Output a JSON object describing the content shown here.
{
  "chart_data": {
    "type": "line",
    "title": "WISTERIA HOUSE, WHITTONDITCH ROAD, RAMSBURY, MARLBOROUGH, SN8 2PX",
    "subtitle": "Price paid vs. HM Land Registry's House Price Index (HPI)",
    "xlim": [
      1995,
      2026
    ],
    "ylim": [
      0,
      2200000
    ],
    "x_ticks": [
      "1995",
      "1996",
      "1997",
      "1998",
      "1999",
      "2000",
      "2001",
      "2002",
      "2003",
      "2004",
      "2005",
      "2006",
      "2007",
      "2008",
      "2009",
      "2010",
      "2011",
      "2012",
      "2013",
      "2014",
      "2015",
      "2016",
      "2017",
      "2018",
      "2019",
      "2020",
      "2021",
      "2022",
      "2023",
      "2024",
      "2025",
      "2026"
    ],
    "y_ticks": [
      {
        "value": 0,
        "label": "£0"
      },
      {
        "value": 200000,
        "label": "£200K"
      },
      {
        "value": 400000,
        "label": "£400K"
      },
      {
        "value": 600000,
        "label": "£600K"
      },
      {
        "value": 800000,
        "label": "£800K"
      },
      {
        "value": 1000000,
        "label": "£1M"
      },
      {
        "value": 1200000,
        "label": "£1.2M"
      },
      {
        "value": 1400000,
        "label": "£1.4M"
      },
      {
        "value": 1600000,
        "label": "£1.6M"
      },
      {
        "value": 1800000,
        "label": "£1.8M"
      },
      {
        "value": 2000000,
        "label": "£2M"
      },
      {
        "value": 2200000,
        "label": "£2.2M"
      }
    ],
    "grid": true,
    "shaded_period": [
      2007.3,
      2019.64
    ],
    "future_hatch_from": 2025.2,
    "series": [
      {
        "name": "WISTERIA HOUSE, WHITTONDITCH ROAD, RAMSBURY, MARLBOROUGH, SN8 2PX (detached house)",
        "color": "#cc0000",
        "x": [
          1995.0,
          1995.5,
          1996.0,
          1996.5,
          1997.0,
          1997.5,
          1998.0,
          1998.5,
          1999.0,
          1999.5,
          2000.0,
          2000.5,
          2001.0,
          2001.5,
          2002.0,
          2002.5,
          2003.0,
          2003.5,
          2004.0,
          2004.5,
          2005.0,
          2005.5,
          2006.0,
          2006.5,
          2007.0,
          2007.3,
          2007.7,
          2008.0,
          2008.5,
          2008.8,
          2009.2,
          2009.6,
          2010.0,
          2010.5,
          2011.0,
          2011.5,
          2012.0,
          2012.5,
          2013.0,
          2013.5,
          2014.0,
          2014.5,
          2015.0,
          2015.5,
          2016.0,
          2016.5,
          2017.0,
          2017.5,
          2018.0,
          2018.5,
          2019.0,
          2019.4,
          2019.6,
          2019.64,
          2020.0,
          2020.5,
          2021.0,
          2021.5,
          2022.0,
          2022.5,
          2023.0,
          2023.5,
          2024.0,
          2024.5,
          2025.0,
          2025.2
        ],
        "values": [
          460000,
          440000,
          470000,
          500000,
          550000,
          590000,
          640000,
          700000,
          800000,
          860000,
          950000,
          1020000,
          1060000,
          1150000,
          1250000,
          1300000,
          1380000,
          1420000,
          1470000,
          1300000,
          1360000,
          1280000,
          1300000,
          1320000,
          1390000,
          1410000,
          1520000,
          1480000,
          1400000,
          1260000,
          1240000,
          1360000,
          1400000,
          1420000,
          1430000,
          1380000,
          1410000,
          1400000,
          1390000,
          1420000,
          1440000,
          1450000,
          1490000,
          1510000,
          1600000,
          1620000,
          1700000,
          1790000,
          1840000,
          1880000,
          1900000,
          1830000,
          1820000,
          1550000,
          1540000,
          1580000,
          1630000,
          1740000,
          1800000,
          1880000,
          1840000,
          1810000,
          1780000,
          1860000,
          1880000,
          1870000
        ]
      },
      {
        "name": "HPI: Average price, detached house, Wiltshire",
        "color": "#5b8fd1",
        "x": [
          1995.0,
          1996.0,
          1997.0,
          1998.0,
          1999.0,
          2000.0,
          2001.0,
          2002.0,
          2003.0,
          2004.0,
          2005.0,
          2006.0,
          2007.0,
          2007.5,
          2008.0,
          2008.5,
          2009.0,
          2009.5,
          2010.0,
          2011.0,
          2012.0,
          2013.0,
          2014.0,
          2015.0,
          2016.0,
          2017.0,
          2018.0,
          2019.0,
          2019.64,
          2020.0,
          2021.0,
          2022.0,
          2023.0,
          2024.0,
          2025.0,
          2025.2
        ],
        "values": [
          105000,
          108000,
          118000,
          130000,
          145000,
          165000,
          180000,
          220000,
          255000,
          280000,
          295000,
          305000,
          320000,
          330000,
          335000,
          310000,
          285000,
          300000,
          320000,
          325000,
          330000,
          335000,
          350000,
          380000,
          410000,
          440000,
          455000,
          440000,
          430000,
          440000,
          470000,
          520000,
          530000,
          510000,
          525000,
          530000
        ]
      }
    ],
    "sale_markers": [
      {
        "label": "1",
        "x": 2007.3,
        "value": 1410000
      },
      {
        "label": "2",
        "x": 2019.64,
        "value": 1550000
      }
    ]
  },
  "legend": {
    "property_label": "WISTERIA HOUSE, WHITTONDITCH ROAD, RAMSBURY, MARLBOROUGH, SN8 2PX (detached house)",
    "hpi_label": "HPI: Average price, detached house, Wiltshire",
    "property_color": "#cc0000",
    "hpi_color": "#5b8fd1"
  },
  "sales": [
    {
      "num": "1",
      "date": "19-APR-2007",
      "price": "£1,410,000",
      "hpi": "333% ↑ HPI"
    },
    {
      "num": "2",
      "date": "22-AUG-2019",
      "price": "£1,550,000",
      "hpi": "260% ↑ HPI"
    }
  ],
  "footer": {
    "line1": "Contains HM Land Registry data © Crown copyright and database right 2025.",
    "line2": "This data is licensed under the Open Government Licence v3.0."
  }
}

# [Task statement]
Nothing should be left out: repeat all of the data exactly.

# [Output for this exercise]
Output a JSON object describing the content shown here.
{
  "chart_data": {
    "type": "line",
    "title": "WISTERIA HOUSE, WHITTONDITCH ROAD, RAMSBURY, MARLBOROUGH, SN8 2PX",
    "subtitle": "Price paid vs. HM Land Registry's House Price Index (HPI)",
    "xlim": [
      1995,
      2026
    ],
    "ylim": [
      0,
      2200000
    ],
    "x_ticks": [
      "1995",
      "1996",
      "1997",
      "1998",
      "1999",
      "2000",
      "2001",
      "2002",
      "2003",
      "2004",
      "2005",
      "2006",
      "2007",
      "2008",
      "2009",
      "2010",
      "2011",
      "2012",
      "2013",
      "2014",
      "2015",
      "2016",
      "2017",
      "2018",
      "2019",
      "2020",
      "2021",
      "2022",
      "2023",
      "2024",
      "2025",
      "2026"
    ],
    "y_ticks": [
      {
        "value": 0,
        "label": "£0"
      },
      {
        "value": 200000,
        "label": "£200K"
      },
      {
        "value": 400000,
        "label": "£400K"
      },
      {
        "value": 600000,
        "label": "£600K"
      },
      {
        "value": 800000,
        "label": "£800K"
      },
      {
        "value": 1000000,
        "label": "£1M"
      },
      {
        "value": 1200000,
        "label": "£1.2M"
      },
      {
        "value": 1400000,
        "label": "£1.4M"
      },
      {
        "value": 1600000,
        "label": "£1.6M"
      },
      {
        "value": 1800000,
        "label": "£1.8M"
      },
      {
        "value": 2000000,
        "label": "£2M"
      },
      {
        "value": 2200000,
        "label": "£2.2M"
      }
    ],
    "grid": true,
    "shaded_period": [
      2007.3,
      2019.64
    ],
    "future_hatch_from": 2025.2,
    "series": [
      {
        "name": "WISTERIA HOUSE, WHITTONDITCH ROAD, RAMSBURY, MARLBOROUGH, SN8 2PX (detached house)",
        "color": "#cc0000",
        "x": [
          1995.0,
          1995.5,
          1996.0,
          1996.5,
          1997.0,
          1997.5,
          1998.0,
          1998.5,
          1999.0,
          1999.5,
          2000.0,
          2000.5,
          2001.0,
          2001.5,
          2002.0,
          2002.5,
          2003.0,
          2003.5,
          2004.0,
          2004.5,
          2005.0,
          2005.5,
          2006.0,
          2006.5,
          2007.0,
          2007.3,
          2007.7,
          2008.0,
          2008.5,
          2008.8,
          2009.2,
          2009.6,
          2010.0,
          2010.5,
          2011.0,
          2011.5,
          2012.0,
          2012.5,
          2013.0,
          2013.5,
          2014.0,
          2014.5,
          2015.0,
          2015.5,
          2016.0,
          2016.5,
          2017.0,
          2017.5,
          2018.0,
          2018.5,
          2019.0,
          2019.4,
          2019.6,
          2019.64,
          2020.0,
          2020.5,
          2021.0,
          2021.5,
          2022.0,
          2022.5,
          2023.0,
          2023.5,
          2024.0,
          2024.5,
          2025.0,
          2025.2
        ],
        "values": [
          460000,
          440000,
          470000,
          500000,
          550000,
          590000,
          640000,
          700000,
          800000,
          860000,
          950000,
          1020000,
          1060000,
          1150000,
          1250000,
          1300000,
          1380000,
          1420000,
          1470000,
          1300000,
          1360000,
          1280000,
          1300000,
          1320000,
          1390000,
          1410000,
          1520000,
          1480000,
          1400000,
          1260000,
          1240000,
          1360000,
          1400000,
          1420000,
          1430000,
          1380000,
          1410000,
          1400000,
          1390000,
          1420000,
          1440000,
          1450000,
          1490000,
          1510000,
          1600000,
          1620000,
          1700000,
          1790000,
          1840000,
          1880000,
          1900000,
          1830000,
          1820000,
          1550000,
          1540000,
          1580000,
          1630000,
          1740000,
          1800000,
          1880000,
          1840000,
          1810000,
          1780000,
          1860000,
          1880000,
          1870000
        ]
      },
      {
        "name": "HPI: Average price, detached house, Wiltshire",
        "color": "#5b8fd1",
        "x": [
          1995.0,
          1996.0,
          1997.0,
          1998.0,
          1999.0,
          2000.0,
          2001.0,
          2002.0,
          2003.0,
          2004.0,
          2005.0,
          2006.0,
          2007.0,
          2007.5,
          2008.0,
          2008.5,
          2009.0,
          2009.5,
          2010.0,
          2011.0,
          2012.0,
          2013.0,
          2014.0,
          2015.0,
          2016.0,
          2017.0,
          2018.0,
          2019.0,
          2019.64,
          2020.0,
          2021.0,
          2022.0,
          2023.0,
          2024.0,
          2025.0,
          2025.2
        ],
        "values": [
          105000,
          108000,
          118000,
          130000,
          145000,
          165000,
          180000,
          220000,
          255000,
          280000,
          295000,
          305000,
          320000,
          330000,
          335000,
          310000,
          285000,
          300000,
          320000,
          325000,
          330000,
          335000,
          350000,
          380000,
          410000,
          440000,
          455000,
          440000,
          430000,
          440000,
          470000,
          520000,
          530000,
          510000,
          525000,
          530000
        ]
      }
    ],
    "sale_markers": [
      {
        "label": "1",
        "x": 2007.3,
        "value": 1410000
      },
      {
        "label": "2",
        "x": 2019.64,
        "value": 1550000
      }
    ]
  },
  "legend": {
    "property_label": "WISTERIA HOUSE, WHITTONDITCH ROAD, RAMSBURY, MARLBOROUGH, SN8 2PX (detached house)",
    "hpi_label": "HPI: Average price, detached house, Wiltshire",
    "property_color": "#cc0000",
    "hpi_color": "#5b8fd1"
  },
  "sales": [
    {
      "num": "1",
      "date": "19-APR-2007",
      "price": "£1,410,000",
      "hpi": "333% ↑ HPI"
    },
    {
      "num": "2",
      "date": "22-AUG-2019",
      "price": "£1,550,000",
      "hpi": "260% ↑ HPI"
    }
  ],
  "footer": {
    "line1": "Contains HM Land Registry data © Crown copyright and database right 2025.",
    "line2": "This data is licensed under the Open Government Licence v3.0."
  }
}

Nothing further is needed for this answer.